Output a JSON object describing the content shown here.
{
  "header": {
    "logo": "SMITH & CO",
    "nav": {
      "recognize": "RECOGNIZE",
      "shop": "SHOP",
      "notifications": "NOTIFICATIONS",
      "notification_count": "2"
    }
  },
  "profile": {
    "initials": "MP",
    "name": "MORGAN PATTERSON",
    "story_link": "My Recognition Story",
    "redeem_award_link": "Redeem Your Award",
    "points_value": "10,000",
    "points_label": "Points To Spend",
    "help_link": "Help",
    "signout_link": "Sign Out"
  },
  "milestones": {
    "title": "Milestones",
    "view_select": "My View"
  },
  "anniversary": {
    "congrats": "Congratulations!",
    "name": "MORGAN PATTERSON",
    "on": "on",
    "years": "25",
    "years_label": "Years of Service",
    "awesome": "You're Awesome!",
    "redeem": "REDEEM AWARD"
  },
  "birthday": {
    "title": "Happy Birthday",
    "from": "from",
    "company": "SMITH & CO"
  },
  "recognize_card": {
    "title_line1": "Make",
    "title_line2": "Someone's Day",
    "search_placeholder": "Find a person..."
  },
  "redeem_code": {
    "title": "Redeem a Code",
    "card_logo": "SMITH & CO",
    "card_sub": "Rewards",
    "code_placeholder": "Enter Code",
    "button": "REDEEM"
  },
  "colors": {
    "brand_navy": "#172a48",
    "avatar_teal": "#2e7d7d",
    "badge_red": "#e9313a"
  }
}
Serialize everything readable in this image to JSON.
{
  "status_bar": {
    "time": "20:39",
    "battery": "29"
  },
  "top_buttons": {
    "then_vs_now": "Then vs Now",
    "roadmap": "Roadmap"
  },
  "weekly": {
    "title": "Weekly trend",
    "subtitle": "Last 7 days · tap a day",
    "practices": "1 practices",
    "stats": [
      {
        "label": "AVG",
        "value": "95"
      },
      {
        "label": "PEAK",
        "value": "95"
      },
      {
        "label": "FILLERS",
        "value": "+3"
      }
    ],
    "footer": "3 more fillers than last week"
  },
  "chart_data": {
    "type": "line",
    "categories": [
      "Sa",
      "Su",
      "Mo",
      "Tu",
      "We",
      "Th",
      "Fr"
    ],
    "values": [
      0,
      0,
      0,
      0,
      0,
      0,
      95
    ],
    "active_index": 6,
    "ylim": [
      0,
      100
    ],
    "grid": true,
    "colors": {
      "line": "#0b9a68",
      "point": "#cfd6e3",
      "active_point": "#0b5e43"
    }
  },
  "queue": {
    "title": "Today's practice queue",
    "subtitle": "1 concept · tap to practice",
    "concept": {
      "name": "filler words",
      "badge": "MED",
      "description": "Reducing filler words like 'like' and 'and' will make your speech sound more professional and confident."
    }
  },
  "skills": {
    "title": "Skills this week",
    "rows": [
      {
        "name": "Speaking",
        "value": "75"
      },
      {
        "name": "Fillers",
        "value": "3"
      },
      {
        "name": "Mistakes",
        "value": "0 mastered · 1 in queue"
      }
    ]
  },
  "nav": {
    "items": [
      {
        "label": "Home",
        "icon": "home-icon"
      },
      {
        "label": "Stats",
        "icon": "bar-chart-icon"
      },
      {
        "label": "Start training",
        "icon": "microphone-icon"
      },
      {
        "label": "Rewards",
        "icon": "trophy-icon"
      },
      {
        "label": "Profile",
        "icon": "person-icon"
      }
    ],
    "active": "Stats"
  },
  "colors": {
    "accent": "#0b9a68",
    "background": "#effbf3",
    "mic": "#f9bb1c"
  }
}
* * *
▶ **Aim**:
Each line that holds the word "person" is to be copied.

▶ **Response to the exercise**:
    "search_placeholder": "Find a person..."
        "icon": "person-icon"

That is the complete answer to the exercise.